____ EXCERPTED DATA

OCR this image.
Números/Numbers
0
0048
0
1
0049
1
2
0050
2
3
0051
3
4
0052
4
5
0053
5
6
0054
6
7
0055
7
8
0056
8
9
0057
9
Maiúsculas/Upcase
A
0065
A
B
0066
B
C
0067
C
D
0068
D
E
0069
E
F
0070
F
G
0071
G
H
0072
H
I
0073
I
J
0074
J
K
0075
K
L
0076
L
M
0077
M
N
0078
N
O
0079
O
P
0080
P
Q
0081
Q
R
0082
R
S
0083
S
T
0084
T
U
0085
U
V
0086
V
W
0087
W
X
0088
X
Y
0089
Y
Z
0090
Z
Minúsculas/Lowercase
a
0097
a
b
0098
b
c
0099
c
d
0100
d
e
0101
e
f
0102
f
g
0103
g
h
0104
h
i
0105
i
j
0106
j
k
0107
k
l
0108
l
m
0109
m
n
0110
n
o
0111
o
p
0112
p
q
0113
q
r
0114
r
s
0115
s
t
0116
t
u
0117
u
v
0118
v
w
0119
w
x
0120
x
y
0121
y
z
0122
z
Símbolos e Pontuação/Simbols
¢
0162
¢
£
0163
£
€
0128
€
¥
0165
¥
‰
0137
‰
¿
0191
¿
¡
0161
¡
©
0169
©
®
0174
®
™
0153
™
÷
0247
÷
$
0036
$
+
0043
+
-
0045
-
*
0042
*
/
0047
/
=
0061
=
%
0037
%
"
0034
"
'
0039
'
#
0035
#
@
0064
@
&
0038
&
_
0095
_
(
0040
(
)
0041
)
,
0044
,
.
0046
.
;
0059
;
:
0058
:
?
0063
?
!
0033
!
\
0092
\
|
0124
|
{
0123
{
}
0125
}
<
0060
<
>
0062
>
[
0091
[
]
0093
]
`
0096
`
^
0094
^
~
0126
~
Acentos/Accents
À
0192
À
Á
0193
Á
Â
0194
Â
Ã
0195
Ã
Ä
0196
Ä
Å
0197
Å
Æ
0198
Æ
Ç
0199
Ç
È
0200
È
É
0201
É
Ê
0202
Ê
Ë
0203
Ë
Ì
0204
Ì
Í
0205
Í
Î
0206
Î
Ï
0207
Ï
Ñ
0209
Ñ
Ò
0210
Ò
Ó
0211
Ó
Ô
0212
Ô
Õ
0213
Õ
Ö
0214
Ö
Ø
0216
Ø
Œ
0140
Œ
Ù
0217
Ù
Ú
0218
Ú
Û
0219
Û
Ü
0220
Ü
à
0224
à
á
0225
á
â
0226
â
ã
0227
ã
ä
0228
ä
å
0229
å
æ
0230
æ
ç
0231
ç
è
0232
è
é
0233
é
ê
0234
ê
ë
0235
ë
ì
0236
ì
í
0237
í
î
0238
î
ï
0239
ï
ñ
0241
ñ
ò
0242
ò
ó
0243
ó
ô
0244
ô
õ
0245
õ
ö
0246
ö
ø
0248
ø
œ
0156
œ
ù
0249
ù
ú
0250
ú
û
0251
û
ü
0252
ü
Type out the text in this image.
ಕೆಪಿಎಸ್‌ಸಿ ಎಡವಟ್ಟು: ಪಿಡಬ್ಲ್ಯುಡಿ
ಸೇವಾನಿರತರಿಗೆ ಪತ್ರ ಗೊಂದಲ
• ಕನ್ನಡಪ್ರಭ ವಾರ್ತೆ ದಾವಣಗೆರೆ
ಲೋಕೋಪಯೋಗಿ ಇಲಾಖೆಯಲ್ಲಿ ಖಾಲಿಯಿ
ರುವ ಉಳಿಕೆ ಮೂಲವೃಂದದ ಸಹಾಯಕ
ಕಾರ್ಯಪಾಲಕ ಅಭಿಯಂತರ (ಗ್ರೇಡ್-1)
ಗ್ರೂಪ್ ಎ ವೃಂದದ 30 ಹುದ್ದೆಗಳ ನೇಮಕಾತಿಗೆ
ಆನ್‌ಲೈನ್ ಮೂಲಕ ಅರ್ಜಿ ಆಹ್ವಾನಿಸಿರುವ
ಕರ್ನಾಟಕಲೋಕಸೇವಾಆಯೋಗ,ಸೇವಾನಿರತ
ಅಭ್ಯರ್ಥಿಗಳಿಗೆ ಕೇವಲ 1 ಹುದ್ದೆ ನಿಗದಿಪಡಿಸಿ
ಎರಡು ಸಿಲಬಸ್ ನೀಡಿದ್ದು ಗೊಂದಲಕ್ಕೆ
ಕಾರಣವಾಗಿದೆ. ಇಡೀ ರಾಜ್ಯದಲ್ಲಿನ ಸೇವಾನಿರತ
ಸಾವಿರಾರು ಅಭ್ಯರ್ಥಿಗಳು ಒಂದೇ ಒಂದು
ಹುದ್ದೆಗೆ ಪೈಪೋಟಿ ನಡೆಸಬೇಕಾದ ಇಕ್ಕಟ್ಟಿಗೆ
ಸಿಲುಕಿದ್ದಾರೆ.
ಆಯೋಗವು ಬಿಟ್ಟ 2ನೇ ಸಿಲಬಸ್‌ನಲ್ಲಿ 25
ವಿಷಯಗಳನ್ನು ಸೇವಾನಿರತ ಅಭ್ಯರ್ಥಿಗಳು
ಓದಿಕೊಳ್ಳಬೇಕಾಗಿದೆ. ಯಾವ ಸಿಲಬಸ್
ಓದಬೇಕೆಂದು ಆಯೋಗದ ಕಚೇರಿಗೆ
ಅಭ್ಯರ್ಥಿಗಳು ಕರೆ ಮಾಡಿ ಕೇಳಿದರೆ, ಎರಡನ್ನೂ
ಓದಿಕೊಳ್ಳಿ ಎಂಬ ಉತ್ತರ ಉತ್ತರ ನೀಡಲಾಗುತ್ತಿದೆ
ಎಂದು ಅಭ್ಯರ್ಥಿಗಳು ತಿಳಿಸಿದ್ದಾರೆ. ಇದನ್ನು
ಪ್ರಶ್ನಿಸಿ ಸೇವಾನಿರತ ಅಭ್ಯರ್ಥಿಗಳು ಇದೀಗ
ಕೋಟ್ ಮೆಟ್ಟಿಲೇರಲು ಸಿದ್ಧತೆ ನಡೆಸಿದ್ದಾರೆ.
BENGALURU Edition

________

## PROBLEM TO WORK ON
Set down the listing above in full, please, exactly as it appears.

## SOLUTION BELOW
OCR this image.
Números/Numbers
0
0048
0
1
0049
1
2
0050
2
3
0051
3
4
0052
4
5
0053
5
6
0054
6
7
0055
7
8
0056
8
9
0057
9
Maiúsculas/Upcase
A
0065
A
B
0066
B
C
0067
C
D
0068
D
E
0069
E
F
0070
F
G
0071
G
H
0072
H
I
0073
I
J
0074
J
K
0075
K
L
0076
L
M
0077
M
N
0078
N
O
0079
O
P
0080
P
Q
0081
Q
R
0082
R
S
0083
S
T
0084
T
U
0085
U
V
0086
V
W
0087
W
X
0088
X
Y
0089
Y
Z
0090
Z
Minúsculas/Lowercase
a
0097
a
b
0098
b
c
0099
c
d
0100
d
e
0101
e
f
0102
f
g
0103
g
h
0104
h
i
0105
i
j
0106
j
k
0107
k
l
0108
l
m
0109
m
n
0110
n
o
0111
o
p
0112
p
q
0113
q
r
0114
r
s
0115
s
t
0116
t
u
0117
u
v
0118
v
w
0119
w
x
0120
x
y
0121
y
z
0122
z
Símbolos e Pontuação/Simbols
¢
0162
¢
£
0163
£
€
0128
€
¥
0165
¥
‰
0137
‰
¿
0191
¿
¡
0161
¡
©
0169
©
®
0174
®
™
0153
™
÷
0247
÷
$
0036
$
+
0043
+
-
0045
-
*
0042
*
/
0047
/
=
0061
=
%
0037
%
"
0034
"
'
0039
'
#
0035
#
@
0064
@
&
0038
&
_
0095
_
(
0040
(
)
0041
)
,
0044
,
.
0046
.
;
0059
;
:
0058
:
?
0063
?
!
0033
!
\
0092
\
|
0124
|
{
0123
{
}
0125
}
<
0060
<
>
0062
>
[
0091
[
]
0093
]
`
0096
`
^
0094
^
~
0126
~
Acentos/Accents
À
0192
À
Á
0193
Á
Â
0194
Â
Ã
0195
Ã
Ä
0196
Ä
Å
0197
Å
Æ
0198
Æ
Ç
0199
Ç
È
0200
È
É
0201
É
Ê
0202
Ê
Ë
0203
Ë
Ì
0204
Ì
Í
0205
Í
Î
0206
Î
Ï
0207
Ï
Ñ
0209
Ñ
Ò
0210
Ò
Ó
0211
Ó
Ô
0212
Ô
Õ
0213
Õ
Ö
0214
Ö
Ø
0216
Ø
Œ
0140
Œ
Ù
0217
Ù
Ú
0218
Ú
Û
0219
Û
Ü
0220
Ü
à
0224
à
á
0225
á
â
0226
â
ã
0227
ã
ä
0228
ä
å
0229
å
æ
0230
æ
ç
0231
ç
è
0232
è
é
0233
é
ê
0234
ê
ë
0235
ë
ì
0236
ì
í
0237
í
î
0238
î
ï
0239
ï
ñ
0241
ñ
ò
0242
ò
ó
0243
ó
ô
0244
ô
õ
0245
õ
ö
0246
ö
ø
0248
ø
œ
0156
œ
ù
0249
ù
ú
0250
ú
û
0251
û
ü
0252
ü
Type out the text in this image.
ಕೆಪಿಎಸ್‌ಸಿ ಎಡವಟ್ಟು: ಪಿಡಬ್ಲ್ಯುಡಿ
ಸೇವಾನಿರತರಿಗೆ ಪತ್ರ ಗೊಂದಲ
• ಕನ್ನಡಪ್ರಭ ವಾರ್ತೆ ದಾವಣಗೆರೆ
ಲೋಕೋಪಯೋಗಿ ಇಲಾಖೆಯಲ್ಲಿ ಖಾಲಿಯಿ
ರುವ ಉಳಿಕೆ ಮೂಲವೃಂದದ ಸಹಾಯಕ
ಕಾರ್ಯಪಾಲಕ ಅಭಿಯಂತರ (ಗ್ರೇಡ್-1)
ಗ್ರೂಪ್ ಎ ವೃಂದದ 30 ಹುದ್ದೆಗಳ ನೇಮಕಾತಿಗೆ
ಆನ್‌ಲೈನ್ ಮೂಲಕ ಅರ್ಜಿ ಆಹ್ವಾನಿಸಿರುವ
ಕರ್ನಾಟಕಲೋಕಸೇವಾಆಯೋಗ,ಸೇವಾನಿರತ
ಅಭ್ಯರ್ಥಿಗಳಿಗೆ ಕೇವಲ 1 ಹುದ್ದೆ ನಿಗದಿಪಡಿಸಿ
ಎರಡು ಸಿಲಬಸ್ ನೀಡಿದ್ದು ಗೊಂದಲಕ್ಕೆ
ಕಾರಣವಾಗಿದೆ. ಇಡೀ ರಾಜ್ಯದಲ್ಲಿನ ಸೇವಾನಿರತ
ಸಾವಿರಾರು ಅಭ್ಯರ್ಥಿಗಳು ಒಂದೇ ಒಂದು
ಹುದ್ದೆಗೆ ಪೈಪೋಟಿ ನಡೆಸಬೇಕಾದ ಇಕ್ಕಟ್ಟಿಗೆ
ಸಿಲುಕಿದ್ದಾರೆ.
ಆಯೋಗವು ಬಿಟ್ಟ 2ನೇ ಸಿಲಬಸ್‌ನಲ್ಲಿ 25
ವಿಷಯಗಳನ್ನು ಸೇವಾನಿರತ ಅಭ್ಯರ್ಥಿಗಳು
ಓದಿಕೊಳ್ಳಬೇಕಾಗಿದೆ. ಯಾವ ಸಿಲಬಸ್
ಓದಬೇಕೆಂದು ಆಯೋಗದ ಕಚೇರಿಗೆ
ಅಭ್ಯರ್ಥಿಗಳು ಕರೆ ಮಾಡಿ ಕೇಳಿದರೆ, ಎರಡನ್ನೂ
ಓದಿಕೊಳ್ಳಿ ಎಂಬ ಉತ್ತರ ಉತ್ತರ ನೀಡಲಾಗುತ್ತಿದೆ
ಎಂದು ಅಭ್ಯರ್ಥಿಗಳು ತಿಳಿಸಿದ್ದಾರೆ. ಇದನ್ನು
ಪ್ರಶ್ನಿಸಿ ಸೇವಾನಿರತ ಅಭ್ಯರ್ಥಿಗಳು ಇದೀಗ
ಕೋಟ್ ಮೆಟ್ಟಿಲೇರಲು ಸಿದ್ಧತೆ ನಡೆಸಿದ್ದಾರೆ.
BENGALURU Edition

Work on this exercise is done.